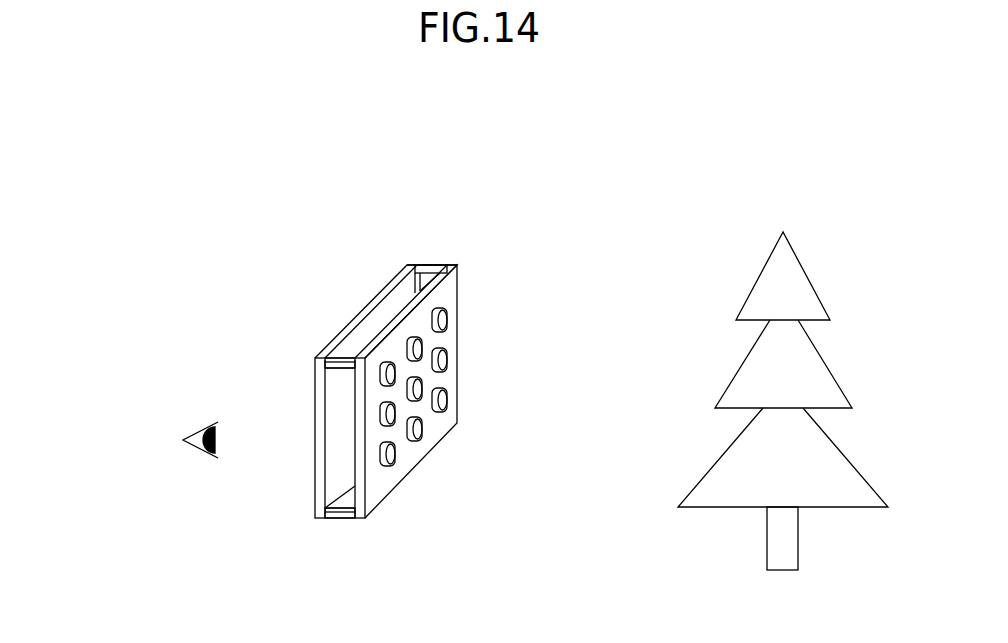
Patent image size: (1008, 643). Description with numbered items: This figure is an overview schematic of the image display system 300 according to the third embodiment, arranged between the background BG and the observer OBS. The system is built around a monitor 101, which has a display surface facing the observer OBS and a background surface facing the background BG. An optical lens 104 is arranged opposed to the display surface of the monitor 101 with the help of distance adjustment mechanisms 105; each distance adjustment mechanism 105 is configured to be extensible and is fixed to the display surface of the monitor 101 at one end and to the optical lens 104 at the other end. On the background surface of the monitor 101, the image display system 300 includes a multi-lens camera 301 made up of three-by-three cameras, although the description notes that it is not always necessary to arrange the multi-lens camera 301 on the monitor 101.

The image display system 300 is at (568, 92).
The monitor 101 is at (537, 257).
The optical lens 104 is at (372, 305).
The distance adjustment mechanism 105 is at (343, 548).
The multi-lens camera 301 is at (392, 412).
The observer OBS is at (203, 428).
The background BG is at (793, 248).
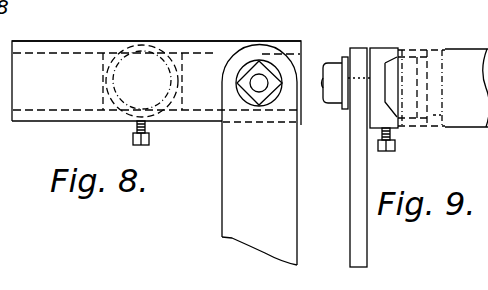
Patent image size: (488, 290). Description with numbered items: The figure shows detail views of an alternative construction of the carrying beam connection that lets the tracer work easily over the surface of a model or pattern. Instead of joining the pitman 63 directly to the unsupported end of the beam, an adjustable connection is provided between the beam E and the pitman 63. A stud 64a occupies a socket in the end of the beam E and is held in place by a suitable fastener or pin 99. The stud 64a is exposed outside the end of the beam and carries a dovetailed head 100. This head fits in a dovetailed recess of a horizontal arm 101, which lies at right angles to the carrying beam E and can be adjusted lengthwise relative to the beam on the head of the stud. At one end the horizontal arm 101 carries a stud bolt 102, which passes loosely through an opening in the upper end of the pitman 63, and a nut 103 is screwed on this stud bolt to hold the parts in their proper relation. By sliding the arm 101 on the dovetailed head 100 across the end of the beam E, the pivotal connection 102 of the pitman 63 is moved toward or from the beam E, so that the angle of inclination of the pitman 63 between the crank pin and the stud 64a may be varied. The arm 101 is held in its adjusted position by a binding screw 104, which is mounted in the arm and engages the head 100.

In FIG. 8, the pitman 63 is at (259, 155).
In FIG. 9, the pitman 63 is at (355, 210).
In FIG. 9, the stud 64a is at (437, 116).
In FIG. 9, the fastener or pin 99 is at (427, 52).
In FIG. 8, the dovetailed head 100 is at (77, 51).
In FIG. 9, the dovetailed head 100 is at (388, 65).
In FIG. 8, the horizontal arm 101 is at (207, 43).
In FIG. 9, the horizontal arm 101 is at (378, 47).
In FIG. 8, the stud bolt 102 is at (256, 77).
In FIG. 8, the nut 103 is at (273, 69).
In FIG. 9, the nut 103 is at (332, 103).
In FIG. 8, the binding screw 104 is at (150, 142).
In FIG. 9, the binding screw 104 is at (412, 156).
In FIG. 9, the carrying beam E is at (466, 88).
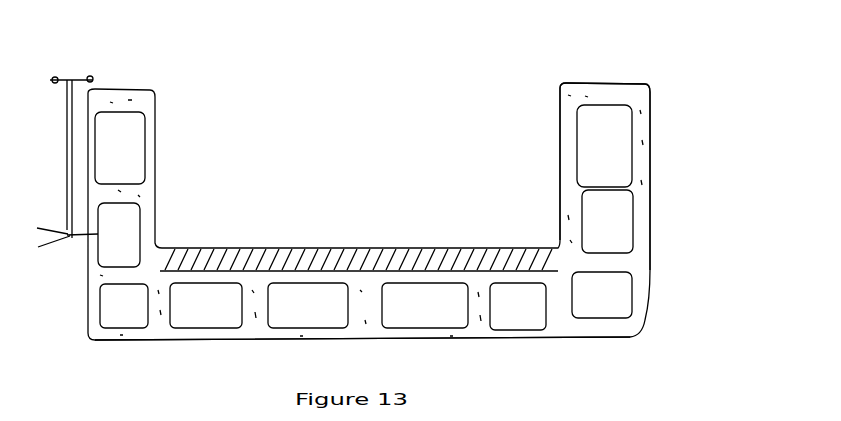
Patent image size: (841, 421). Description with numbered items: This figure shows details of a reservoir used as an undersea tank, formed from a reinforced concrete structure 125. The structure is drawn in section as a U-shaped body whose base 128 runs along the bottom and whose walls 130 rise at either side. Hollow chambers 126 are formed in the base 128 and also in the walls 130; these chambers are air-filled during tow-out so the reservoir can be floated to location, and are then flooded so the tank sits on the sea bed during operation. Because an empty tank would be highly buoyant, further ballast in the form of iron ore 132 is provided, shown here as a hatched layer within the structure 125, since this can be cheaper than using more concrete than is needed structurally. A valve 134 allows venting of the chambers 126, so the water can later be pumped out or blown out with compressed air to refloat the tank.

========================================================================

◆ **Stated exercise**
Render the portion of the records that opens with the line containing "Patent image size: (488, 290)." and closes with the line containing "In FIG. 9, the fastener" as a two-column CSV with the headers description and positions. Give one row per record, holding its text and its answer, each in a single quoted field with line breaks replaced by spaces.

◆ **Full answer**
description,positions
"Patent image size: (488, 290). Description with numbered items: The figure shows detail views of an alternative construction of the carrying beam connection that lets the tracer work easily over the surface of a model or pattern. Instead of joining the pitman 63 directly to the unsupported end of the beam, an adjustable connection is provided between the beam E and the pitman 63. A stud 64a occupies a socket in the end of the beam E and is held in place by a suitable fastener or pin 99. The stud 64a is exposed outside the end of the beam and carries a dovetailed head 100. This head fits in a dovetailed recess of a horizontal arm 101, which lies at right angles to the carrying beam E and can be adjusted lengthwise relative to the beam on the head of the stud. At one end the horizontal arm 101 carries a stud bolt 102, which passes loosely through an opening in the upper end of the pitman 63, and a nut 103 is screwed on this stud bolt to hold the parts in their proper relation. By sliding the arm 101 on the dovetailed head 100 across the end of the beam E, the pivotal connection 102 of the pitman 63 is moved toward or from the beam E, so that the angle of inclination of the pitman 63 between the crank pin and the stud 64a may be varied. The arm 101 is held in its adjusted position by a binding screw 104, which is mounted in the arm and engages the head 100.","In FIG. 8, the pitman 63 is at (259, 155). In FIG. 9, the pitman 63 is at (355, 210). In FIG. 9, the stud 64a is at (437, 116). In FIG. 9, the fastener or pin 99 is at (427, 52)."